What the exercise asks: Repeat, exactly and completely, the material that follows. Omit the pictures.

[Stored records]
---+---

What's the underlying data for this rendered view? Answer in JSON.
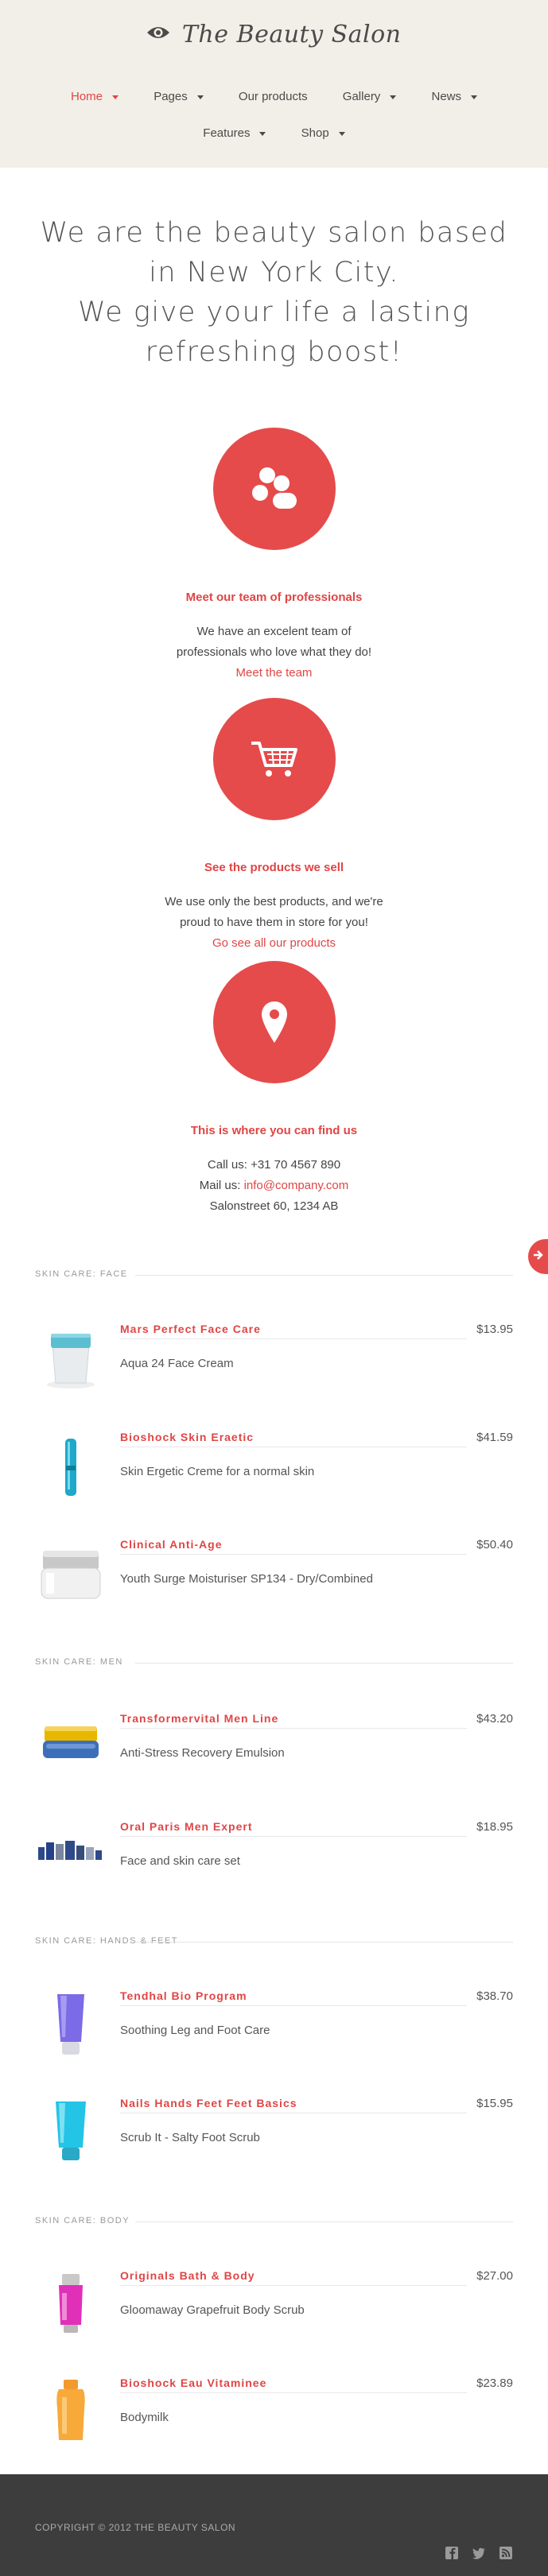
{
  "site": {
    "title": "The Beauty Salon"
  },
  "nav": {
    "row1": [
      {
        "label": "Home",
        "dropdown": true,
        "active": true
      },
      {
        "label": "Pages",
        "dropdown": true,
        "active": false
      },
      {
        "label": "Our products",
        "dropdown": false,
        "active": false
      },
      {
        "label": "Gallery",
        "dropdown": true,
        "active": false
      },
      {
        "label": "News",
        "dropdown": true,
        "active": false
      }
    ],
    "row2": [
      {
        "label": "Features",
        "dropdown": true,
        "active": false
      },
      {
        "label": "Shop",
        "dropdown": true,
        "active": false
      }
    ]
  },
  "hero": {
    "line1": "We are the beauty salon based",
    "line2": "in New York City.",
    "line3": "We give your life a lasting",
    "line4": "refreshing boost!"
  },
  "features": {
    "team": {
      "icon": "team-icon",
      "title": "Meet our team of professionals",
      "text1": "We have an excelent team of",
      "text2": "professionals who love what they do!",
      "link": "Meet the team"
    },
    "products": {
      "icon": "cart-icon",
      "title": "See the products we sell",
      "text1": "We use only the best products, and we're",
      "text2": "proud to have them in store for you!",
      "link": "Go see all our products"
    },
    "location": {
      "icon": "map-pin-icon",
      "title": "This is where you can find us",
      "phone": "Call us: +31 70 4567 890",
      "mail_label": "Mail us: ",
      "mail": "info@company.com",
      "address": "Salonstreet 60, 1234 AB"
    }
  },
  "sections": {
    "face": {
      "label": "SKIN CARE: FACE",
      "items": [
        {
          "name": "Mars Perfect Face Care",
          "desc": "Aqua 24 Face Cream",
          "price": "$13.95"
        },
        {
          "name": "Bioshock Skin Eraetic",
          "desc": "Skin Ergetic Creme for a normal skin",
          "price": "$41.59"
        },
        {
          "name": "Clinical Anti-Age",
          "desc": "Youth Surge Moisturiser SP134 - Dry/Combined",
          "price": "$50.40"
        }
      ]
    },
    "men": {
      "label": "SKIN CARE: MEN",
      "items": [
        {
          "name": "Transformervital Men Line",
          "desc": "Anti-Stress Recovery Emulsion",
          "price": "$43.20"
        },
        {
          "name": "Oral Paris Men Expert",
          "desc": "Face and skin care set",
          "price": "$18.95"
        }
      ]
    },
    "hands": {
      "label": "SKIN CARE: HANDS & FEET",
      "items": [
        {
          "name": "Tendhal Bio Program",
          "desc": "Soothing Leg and Foot Care",
          "price": "$38.70"
        },
        {
          "name": "Nails Hands Feet Feet Basics",
          "desc": "Scrub It - Salty Foot Scrub",
          "price": "$15.95"
        }
      ]
    },
    "body": {
      "label": "SKIN CARE: BODY",
      "items": [
        {
          "name": "Originals Bath & Body",
          "desc": "Gloomaway Grapefruit Body Scrub",
          "price": "$27.00"
        },
        {
          "name": "Bioshock Eau Vitaminee",
          "desc": "Bodymilk",
          "price": "$23.89"
        }
      ]
    }
  },
  "footer": {
    "copyright": "COPYRIGHT © 2012 THE BEAUTY SALON",
    "icons": [
      "facebook-icon",
      "twitter-icon",
      "rss-icon"
    ]
  },
  "colors": {
    "accent": "#e54b4b",
    "header_bg": "#f2efe8",
    "footer_bg": "#3d3d3d"
  }
}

---+---

Result of the exercise:
What's the underlying data for this rendered view? Answer in JSON.
{
  "site": {
    "title": "The Beauty Salon"
  },
  "nav": {
    "row1": [
      {
        "label": "Home",
        "dropdown": true,
        "active": true
      },
      {
        "label": "Pages",
        "dropdown": true,
        "active": false
      },
      {
        "label": "Our products",
        "dropdown": false,
        "active": false
      },
      {
        "label": "Gallery",
        "dropdown": true,
        "active": false
      },
      {
        "label": "News",
        "dropdown": true,
        "active": false
      }
    ],
    "row2": [
      {
        "label": "Features",
        "dropdown": true,
        "active": false
      },
      {
        "label": "Shop",
        "dropdown": true,
        "active": false
      }
    ]
  },
  "hero": {
    "line1": "We are the beauty salon based",
    "line2": "in New York City.",
    "line3": "We give your life a lasting",
    "line4": "refreshing boost!"
  },
  "features": {
    "team": {
      "icon": "team-icon",
      "title": "Meet our team of professionals",
      "text1": "We have an excelent team of",
      "text2": "professionals who love what they do!",
      "link": "Meet the team"
    },
    "products": {
      "icon": "cart-icon",
      "title": "See the products we sell",
      "text1": "We use only the best products, and we're",
      "text2": "proud to have them in store for you!",
      "link": "Go see all our products"
    },
    "location": {
      "icon": "map-pin-icon",
      "title": "This is where you can find us",
      "phone": "Call us: +31 70 4567 890",
      "mail_label": "Mail us: ",
      "mail": "info@company.com",
      "address": "Salonstreet 60, 1234 AB"
    }
  },
  "sections": {
    "face": {
      "label": "SKIN CARE: FACE",
      "items": [
        {
          "name": "Mars Perfect Face Care",
          "desc": "Aqua 24 Face Cream",
          "price": "$13.95"
        },
        {
          "name": "Bioshock Skin Eraetic",
          "desc": "Skin Ergetic Creme for a normal skin",
          "price": "$41.59"
        },
        {
          "name": "Clinical Anti-Age",
          "desc": "Youth Surge Moisturiser SP134 - Dry/Combined",
          "price": "$50.40"
        }
      ]
    },
    "men": {
      "label": "SKIN CARE: MEN",
      "items": [
        {
          "name": "Transformervital Men Line",
          "desc": "Anti-Stress Recovery Emulsion",
          "price": "$43.20"
        },
        {
          "name": "Oral Paris Men Expert",
          "desc": "Face and skin care set",
          "price": "$18.95"
        }
      ]
    },
    "hands": {
      "label": "SKIN CARE: HANDS & FEET",
      "items": [
        {
          "name": "Tendhal Bio Program",
          "desc": "Soothing Leg and Foot Care",
          "price": "$38.70"
        },
        {
          "name": "Nails Hands Feet Feet Basics",
          "desc": "Scrub It - Salty Foot Scrub",
          "price": "$15.95"
        }
      ]
    },
    "body": {
      "label": "SKIN CARE: BODY",
      "items": [
        {
          "name": "Originals Bath & Body",
          "desc": "Gloomaway Grapefruit Body Scrub",
          "price": "$27.00"
        },
        {
          "name": "Bioshock Eau Vitaminee",
          "desc": "Bodymilk",
          "price": "$23.89"
        }
      ]
    }
  },
  "footer": {
    "copyright": "COPYRIGHT © 2012 THE BEAUTY SALON",
    "icons": [
      "facebook-icon",
      "twitter-icon",
      "rss-icon"
    ]
  },
  "colors": {
    "accent": "#e54b4b",
    "header_bg": "#f2efe8",
    "footer_bg": "#3d3d3d"
  }
}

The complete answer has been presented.